Collection entries
/---

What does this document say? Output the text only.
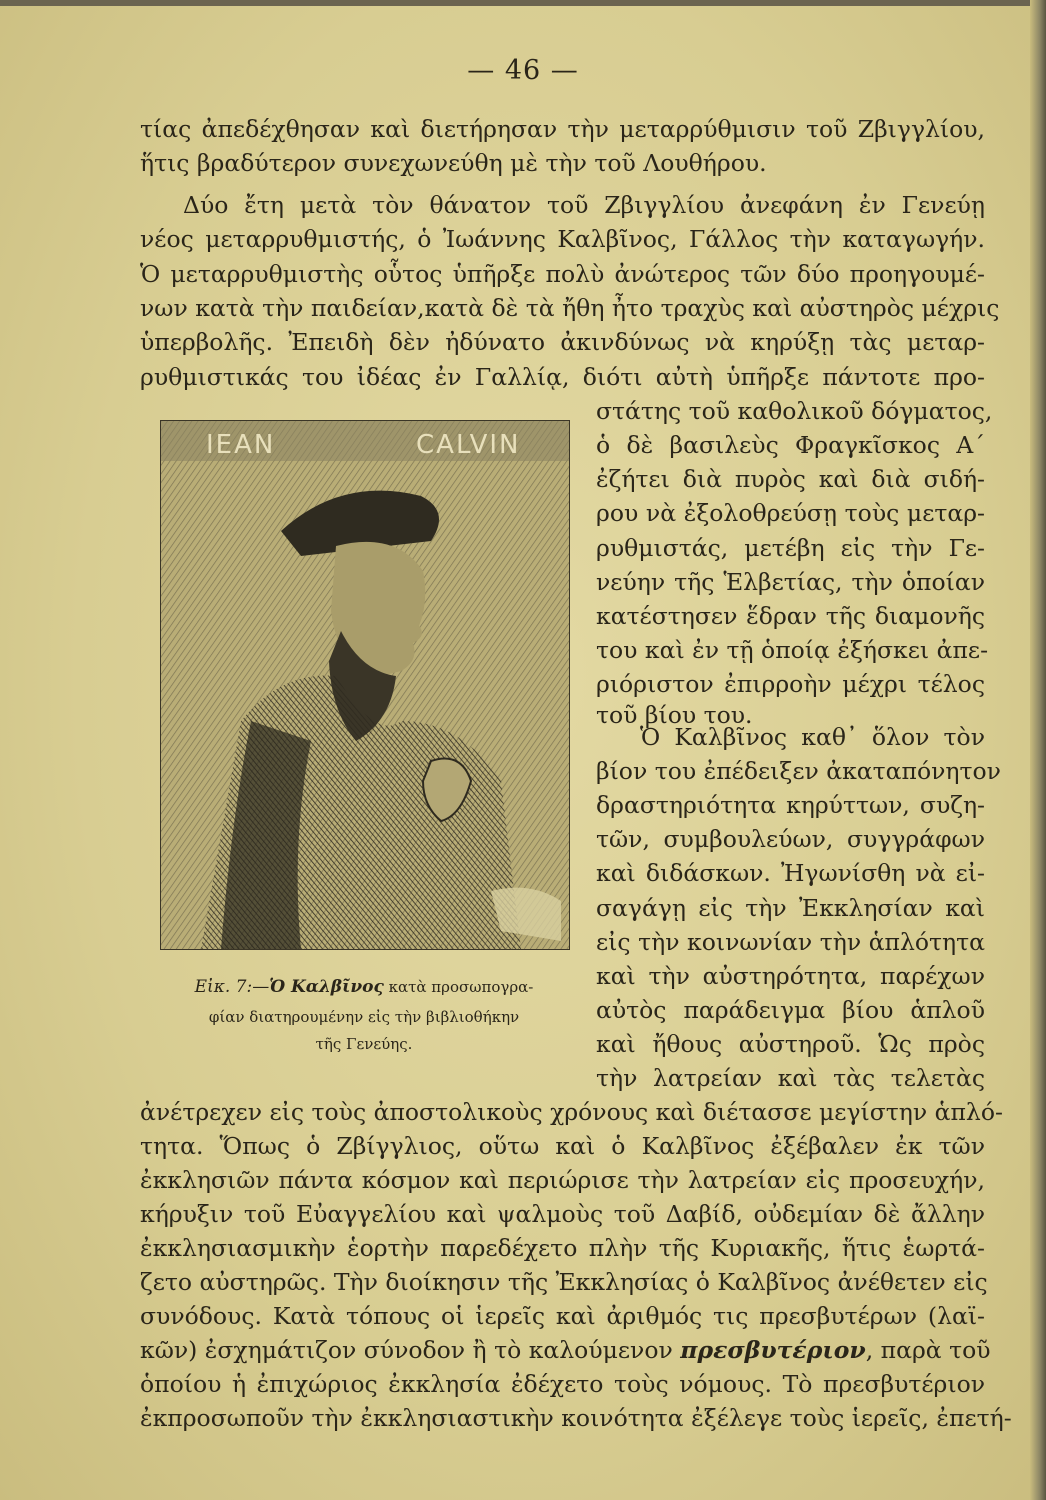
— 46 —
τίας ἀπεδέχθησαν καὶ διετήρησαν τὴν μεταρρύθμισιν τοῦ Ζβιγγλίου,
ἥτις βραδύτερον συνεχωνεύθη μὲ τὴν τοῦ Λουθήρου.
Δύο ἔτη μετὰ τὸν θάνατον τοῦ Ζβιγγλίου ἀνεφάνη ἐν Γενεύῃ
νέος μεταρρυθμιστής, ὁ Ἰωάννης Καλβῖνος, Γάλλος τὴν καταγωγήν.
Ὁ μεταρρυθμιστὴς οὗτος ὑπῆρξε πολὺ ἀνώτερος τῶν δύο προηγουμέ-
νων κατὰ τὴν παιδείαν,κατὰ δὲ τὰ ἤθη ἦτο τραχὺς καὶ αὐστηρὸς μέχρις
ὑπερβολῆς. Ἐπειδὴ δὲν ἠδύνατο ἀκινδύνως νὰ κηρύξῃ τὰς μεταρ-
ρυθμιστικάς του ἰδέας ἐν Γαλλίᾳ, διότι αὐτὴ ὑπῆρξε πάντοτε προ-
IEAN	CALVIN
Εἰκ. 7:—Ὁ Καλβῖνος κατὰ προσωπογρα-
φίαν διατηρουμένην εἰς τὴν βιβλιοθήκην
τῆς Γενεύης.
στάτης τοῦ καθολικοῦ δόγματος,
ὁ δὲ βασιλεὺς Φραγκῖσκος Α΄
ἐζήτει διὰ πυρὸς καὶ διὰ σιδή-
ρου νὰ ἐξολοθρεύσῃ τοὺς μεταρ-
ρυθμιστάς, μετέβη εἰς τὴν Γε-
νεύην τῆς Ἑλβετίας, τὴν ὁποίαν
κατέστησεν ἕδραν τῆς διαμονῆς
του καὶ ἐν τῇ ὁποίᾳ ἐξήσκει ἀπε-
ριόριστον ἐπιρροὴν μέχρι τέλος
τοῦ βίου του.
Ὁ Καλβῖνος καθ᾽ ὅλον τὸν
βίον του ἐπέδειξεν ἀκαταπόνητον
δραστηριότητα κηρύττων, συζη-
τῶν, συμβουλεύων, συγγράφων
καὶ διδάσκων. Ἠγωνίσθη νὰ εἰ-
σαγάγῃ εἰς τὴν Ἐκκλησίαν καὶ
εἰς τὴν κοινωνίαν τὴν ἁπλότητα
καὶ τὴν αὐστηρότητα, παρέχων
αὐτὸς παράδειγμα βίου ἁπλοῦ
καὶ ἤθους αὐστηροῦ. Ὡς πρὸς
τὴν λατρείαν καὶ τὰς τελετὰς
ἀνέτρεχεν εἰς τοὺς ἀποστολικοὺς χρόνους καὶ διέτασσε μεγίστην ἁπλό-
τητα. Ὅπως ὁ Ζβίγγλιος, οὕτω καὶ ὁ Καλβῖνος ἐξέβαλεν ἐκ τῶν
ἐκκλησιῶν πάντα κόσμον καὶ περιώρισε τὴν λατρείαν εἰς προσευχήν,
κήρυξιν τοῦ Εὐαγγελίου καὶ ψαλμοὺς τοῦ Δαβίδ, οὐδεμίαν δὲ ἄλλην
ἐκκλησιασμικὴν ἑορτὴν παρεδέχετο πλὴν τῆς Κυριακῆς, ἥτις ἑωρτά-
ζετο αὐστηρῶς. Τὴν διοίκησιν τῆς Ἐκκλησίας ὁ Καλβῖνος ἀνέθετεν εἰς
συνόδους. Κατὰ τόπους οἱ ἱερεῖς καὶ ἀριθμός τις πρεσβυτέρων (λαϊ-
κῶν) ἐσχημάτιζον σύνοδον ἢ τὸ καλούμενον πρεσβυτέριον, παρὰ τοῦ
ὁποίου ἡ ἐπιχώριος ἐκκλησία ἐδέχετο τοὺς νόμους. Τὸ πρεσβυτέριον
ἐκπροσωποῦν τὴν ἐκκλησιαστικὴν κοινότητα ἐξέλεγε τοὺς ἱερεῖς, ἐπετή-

\---
/---

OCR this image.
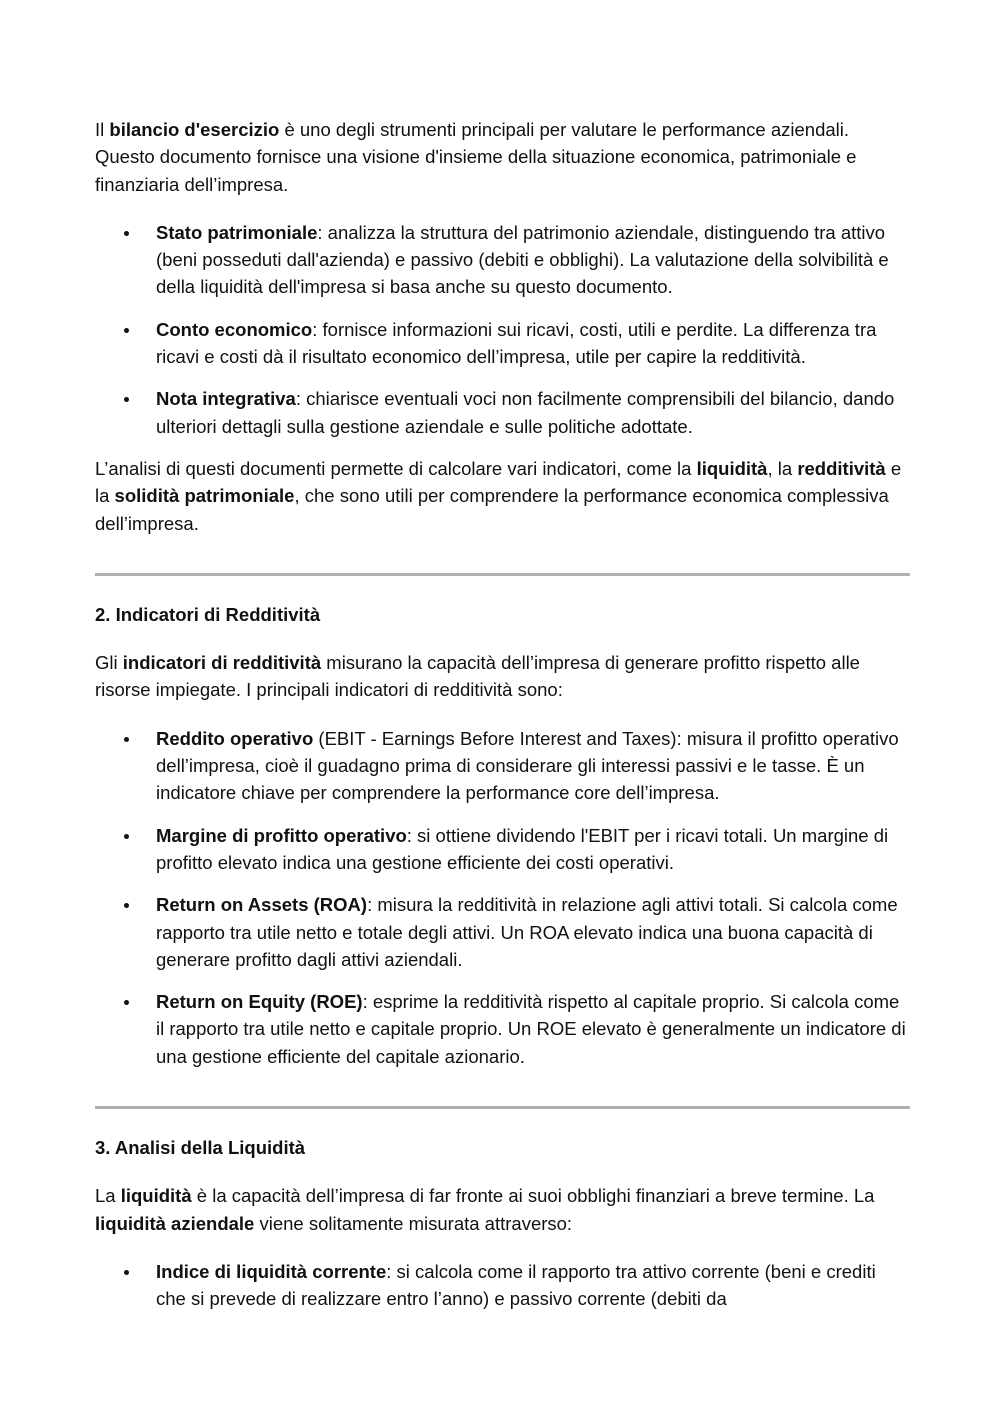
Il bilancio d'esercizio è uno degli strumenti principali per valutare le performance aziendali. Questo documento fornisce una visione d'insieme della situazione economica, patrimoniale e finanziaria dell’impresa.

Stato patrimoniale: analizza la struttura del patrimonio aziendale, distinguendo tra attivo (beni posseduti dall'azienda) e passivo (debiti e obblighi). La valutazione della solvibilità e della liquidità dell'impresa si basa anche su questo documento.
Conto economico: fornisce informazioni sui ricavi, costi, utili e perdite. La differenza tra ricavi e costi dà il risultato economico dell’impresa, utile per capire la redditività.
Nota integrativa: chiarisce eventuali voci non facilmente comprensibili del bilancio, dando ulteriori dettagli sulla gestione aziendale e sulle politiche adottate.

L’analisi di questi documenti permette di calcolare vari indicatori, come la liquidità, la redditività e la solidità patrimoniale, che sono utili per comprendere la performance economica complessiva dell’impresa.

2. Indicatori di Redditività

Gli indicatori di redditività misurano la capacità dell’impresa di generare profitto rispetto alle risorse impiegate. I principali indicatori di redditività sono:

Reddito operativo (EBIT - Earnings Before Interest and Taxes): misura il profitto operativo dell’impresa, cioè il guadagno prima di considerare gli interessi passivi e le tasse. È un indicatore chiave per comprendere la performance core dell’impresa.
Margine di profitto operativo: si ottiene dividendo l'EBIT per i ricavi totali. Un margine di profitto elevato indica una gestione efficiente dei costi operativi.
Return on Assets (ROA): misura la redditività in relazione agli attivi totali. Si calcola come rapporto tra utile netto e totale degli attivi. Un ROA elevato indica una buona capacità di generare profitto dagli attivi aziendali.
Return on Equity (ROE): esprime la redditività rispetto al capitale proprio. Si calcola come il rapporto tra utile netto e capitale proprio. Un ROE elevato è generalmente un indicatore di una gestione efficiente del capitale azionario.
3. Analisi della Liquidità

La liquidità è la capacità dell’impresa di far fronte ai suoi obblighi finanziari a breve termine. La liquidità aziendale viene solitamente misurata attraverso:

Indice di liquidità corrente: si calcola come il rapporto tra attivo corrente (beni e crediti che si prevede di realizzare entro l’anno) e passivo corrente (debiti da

\---

* What you have to do *
From the records above, how many lines include the word "ricavi"? Only the number is wanted.

* Final result *
2